> **Supplied records**
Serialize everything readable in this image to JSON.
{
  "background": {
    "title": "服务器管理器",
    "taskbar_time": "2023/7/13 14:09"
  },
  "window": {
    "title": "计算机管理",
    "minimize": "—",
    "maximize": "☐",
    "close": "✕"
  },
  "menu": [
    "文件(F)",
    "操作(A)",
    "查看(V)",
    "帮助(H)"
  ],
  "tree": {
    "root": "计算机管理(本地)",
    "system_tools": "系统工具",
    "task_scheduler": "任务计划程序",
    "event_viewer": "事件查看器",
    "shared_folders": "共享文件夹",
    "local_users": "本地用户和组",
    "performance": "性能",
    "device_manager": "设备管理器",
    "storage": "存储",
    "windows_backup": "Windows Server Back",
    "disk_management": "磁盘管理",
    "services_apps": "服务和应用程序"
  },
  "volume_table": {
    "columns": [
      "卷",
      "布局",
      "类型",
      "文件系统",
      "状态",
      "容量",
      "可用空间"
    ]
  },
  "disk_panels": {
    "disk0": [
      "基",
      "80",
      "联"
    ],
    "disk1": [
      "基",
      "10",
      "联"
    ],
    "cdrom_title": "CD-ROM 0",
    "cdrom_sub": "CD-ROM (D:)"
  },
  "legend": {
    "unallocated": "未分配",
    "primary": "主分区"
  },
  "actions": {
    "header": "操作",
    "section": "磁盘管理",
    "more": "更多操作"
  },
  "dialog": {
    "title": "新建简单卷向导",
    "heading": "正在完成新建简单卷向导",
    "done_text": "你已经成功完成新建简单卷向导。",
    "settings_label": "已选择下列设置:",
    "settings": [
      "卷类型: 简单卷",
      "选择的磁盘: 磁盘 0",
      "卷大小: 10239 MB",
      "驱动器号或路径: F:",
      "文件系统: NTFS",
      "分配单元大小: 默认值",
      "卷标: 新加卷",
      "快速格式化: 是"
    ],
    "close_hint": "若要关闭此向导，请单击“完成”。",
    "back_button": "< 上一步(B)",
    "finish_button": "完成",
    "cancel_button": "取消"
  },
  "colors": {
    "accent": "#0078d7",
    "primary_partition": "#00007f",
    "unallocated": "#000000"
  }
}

> **Task prompt**
Print out all the entries precisely as written.

> **Task output**
Serialize everything readable in this image to JSON.
{
  "background": {
    "title": "服务器管理器",
    "taskbar_time": "2023/7/13 14:09"
  },
  "window": {
    "title": "计算机管理",
    "minimize": "—",
    "maximize": "☐",
    "close": "✕"
  },
  "menu": [
    "文件(F)",
    "操作(A)",
    "查看(V)",
    "帮助(H)"
  ],
  "tree": {
    "root": "计算机管理(本地)",
    "system_tools": "系统工具",
    "task_scheduler": "任务计划程序",
    "event_viewer": "事件查看器",
    "shared_folders": "共享文件夹",
    "local_users": "本地用户和组",
    "performance": "性能",
    "device_manager": "设备管理器",
    "storage": "存储",
    "windows_backup": "Windows Server Back",
    "disk_management": "磁盘管理",
    "services_apps": "服务和应用程序"
  },
  "volume_table": {
    "columns": [
      "卷",
      "布局",
      "类型",
      "文件系统",
      "状态",
      "容量",
      "可用空间"
    ]
  },
  "disk_panels": {
    "disk0": [
      "基",
      "80",
      "联"
    ],
    "disk1": [
      "基",
      "10",
      "联"
    ],
    "cdrom_title": "CD-ROM 0",
    "cdrom_sub": "CD-ROM (D:)"
  },
  "legend": {
    "unallocated": "未分配",
    "primary": "主分区"
  },
  "actions": {
    "header": "操作",
    "section": "磁盘管理",
    "more": "更多操作"
  },
  "dialog": {
    "title": "新建简单卷向导",
    "heading": "正在完成新建简单卷向导",
    "done_text": "你已经成功完成新建简单卷向导。",
    "settings_label": "已选择下列设置:",
    "settings": [
      "卷类型: 简单卷",
      "选择的磁盘: 磁盘 0",
      "卷大小: 10239 MB",
      "驱动器号或路径: F:",
      "文件系统: NTFS",
      "分配单元大小: 默认值",
      "卷标: 新加卷",
      "快速格式化: 是"
    ],
    "close_hint": "若要关闭此向导，请单击“完成”。",
    "back_button": "< 上一步(B)",
    "finish_button": "完成",
    "cancel_button": "取消"
  },
  "colors": {
    "accent": "#0078d7",
    "primary_partition": "#00007f",
    "unallocated": "#000000"
  }
}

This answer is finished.